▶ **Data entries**
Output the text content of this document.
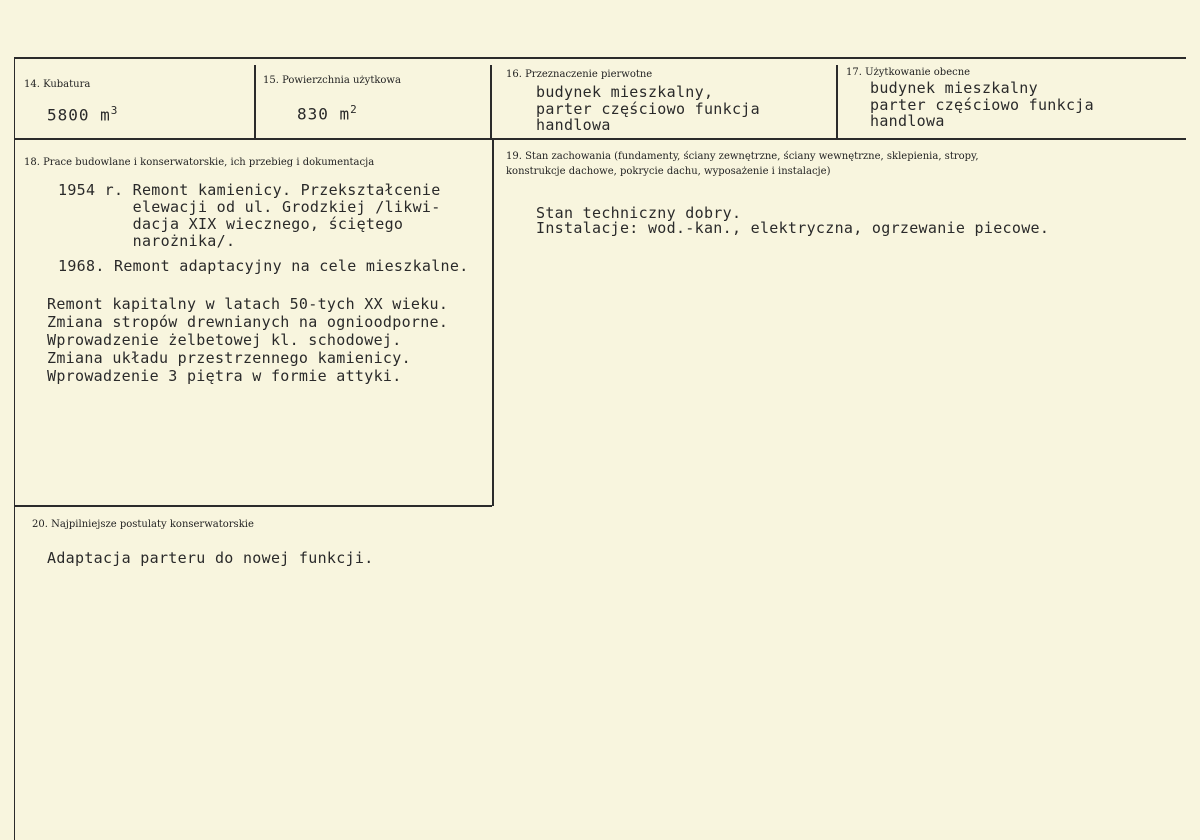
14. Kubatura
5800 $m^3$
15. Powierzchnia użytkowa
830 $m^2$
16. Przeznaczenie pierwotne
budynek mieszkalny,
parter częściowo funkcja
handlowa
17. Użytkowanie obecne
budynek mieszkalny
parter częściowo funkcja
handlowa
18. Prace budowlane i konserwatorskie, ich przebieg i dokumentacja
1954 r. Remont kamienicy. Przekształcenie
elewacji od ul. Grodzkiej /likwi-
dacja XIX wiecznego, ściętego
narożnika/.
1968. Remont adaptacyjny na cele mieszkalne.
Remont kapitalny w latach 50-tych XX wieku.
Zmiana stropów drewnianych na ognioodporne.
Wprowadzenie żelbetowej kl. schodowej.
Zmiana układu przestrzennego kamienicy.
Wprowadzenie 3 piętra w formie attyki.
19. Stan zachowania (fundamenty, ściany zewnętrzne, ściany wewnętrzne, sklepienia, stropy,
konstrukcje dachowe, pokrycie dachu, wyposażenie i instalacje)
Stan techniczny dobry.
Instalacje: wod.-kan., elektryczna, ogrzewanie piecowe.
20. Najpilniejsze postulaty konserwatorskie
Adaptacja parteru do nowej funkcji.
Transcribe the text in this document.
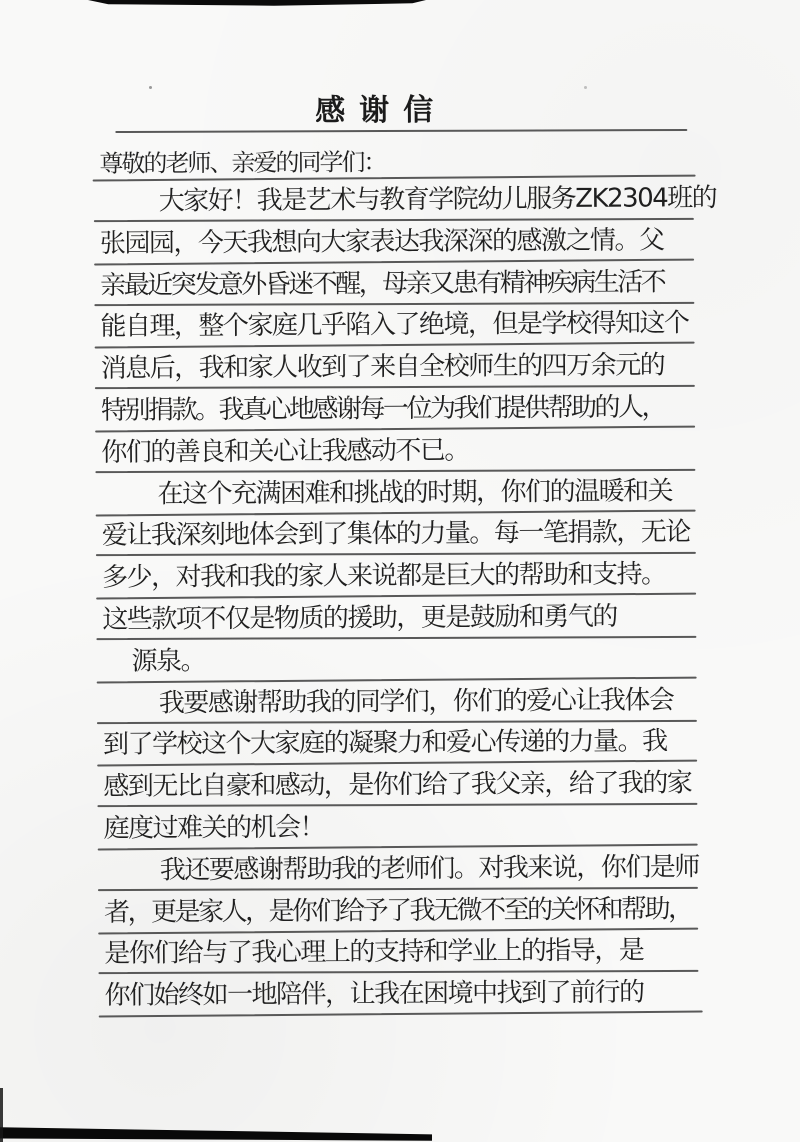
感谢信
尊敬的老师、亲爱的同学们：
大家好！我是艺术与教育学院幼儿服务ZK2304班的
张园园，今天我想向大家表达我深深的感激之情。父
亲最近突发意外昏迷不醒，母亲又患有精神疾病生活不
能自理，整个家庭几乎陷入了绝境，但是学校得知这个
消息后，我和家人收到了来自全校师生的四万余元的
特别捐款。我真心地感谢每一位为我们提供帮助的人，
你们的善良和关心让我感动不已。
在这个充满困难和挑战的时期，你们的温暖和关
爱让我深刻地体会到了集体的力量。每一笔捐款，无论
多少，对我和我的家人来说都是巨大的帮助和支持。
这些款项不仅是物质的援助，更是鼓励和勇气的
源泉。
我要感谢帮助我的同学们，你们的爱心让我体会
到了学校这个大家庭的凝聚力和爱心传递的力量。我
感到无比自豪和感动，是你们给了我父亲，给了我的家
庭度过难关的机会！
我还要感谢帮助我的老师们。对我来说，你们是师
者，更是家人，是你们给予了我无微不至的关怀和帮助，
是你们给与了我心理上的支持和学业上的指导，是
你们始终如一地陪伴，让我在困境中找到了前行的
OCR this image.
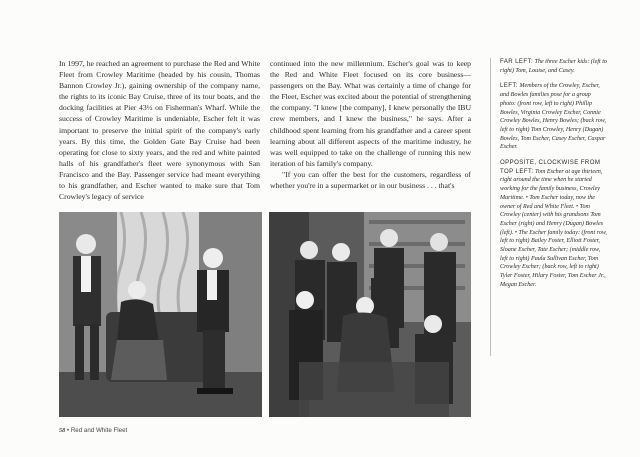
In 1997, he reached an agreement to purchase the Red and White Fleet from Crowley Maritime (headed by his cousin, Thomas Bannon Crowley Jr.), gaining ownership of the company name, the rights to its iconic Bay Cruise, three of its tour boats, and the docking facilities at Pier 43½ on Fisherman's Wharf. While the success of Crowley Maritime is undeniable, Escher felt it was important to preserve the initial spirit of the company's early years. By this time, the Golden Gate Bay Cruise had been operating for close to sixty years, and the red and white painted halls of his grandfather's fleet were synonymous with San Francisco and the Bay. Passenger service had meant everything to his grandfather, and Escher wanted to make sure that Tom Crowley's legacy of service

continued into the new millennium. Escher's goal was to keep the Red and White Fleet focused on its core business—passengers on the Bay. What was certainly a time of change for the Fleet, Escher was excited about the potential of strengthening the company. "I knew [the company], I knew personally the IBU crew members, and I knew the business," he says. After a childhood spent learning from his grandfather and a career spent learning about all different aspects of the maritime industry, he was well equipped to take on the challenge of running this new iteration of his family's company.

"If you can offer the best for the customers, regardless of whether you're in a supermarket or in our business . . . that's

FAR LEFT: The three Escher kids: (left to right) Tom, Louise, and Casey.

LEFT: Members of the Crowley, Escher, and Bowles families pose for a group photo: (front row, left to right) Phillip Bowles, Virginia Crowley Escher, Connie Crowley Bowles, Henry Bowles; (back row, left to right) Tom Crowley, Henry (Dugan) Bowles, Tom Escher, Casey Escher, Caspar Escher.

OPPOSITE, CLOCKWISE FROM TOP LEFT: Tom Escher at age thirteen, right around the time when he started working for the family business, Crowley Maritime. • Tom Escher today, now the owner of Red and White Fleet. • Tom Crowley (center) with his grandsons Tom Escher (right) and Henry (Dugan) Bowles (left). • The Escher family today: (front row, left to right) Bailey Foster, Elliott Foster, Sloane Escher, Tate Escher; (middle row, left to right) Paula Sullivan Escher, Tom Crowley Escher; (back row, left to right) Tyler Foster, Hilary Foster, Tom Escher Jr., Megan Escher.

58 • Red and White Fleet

▶ **TASK DESCRIPTION**
Read the entries and select each line where the word "document" is found.

▶ **RESULT FOR THIS TASK**
Output the text content of this document.
Transcribe the text in this document.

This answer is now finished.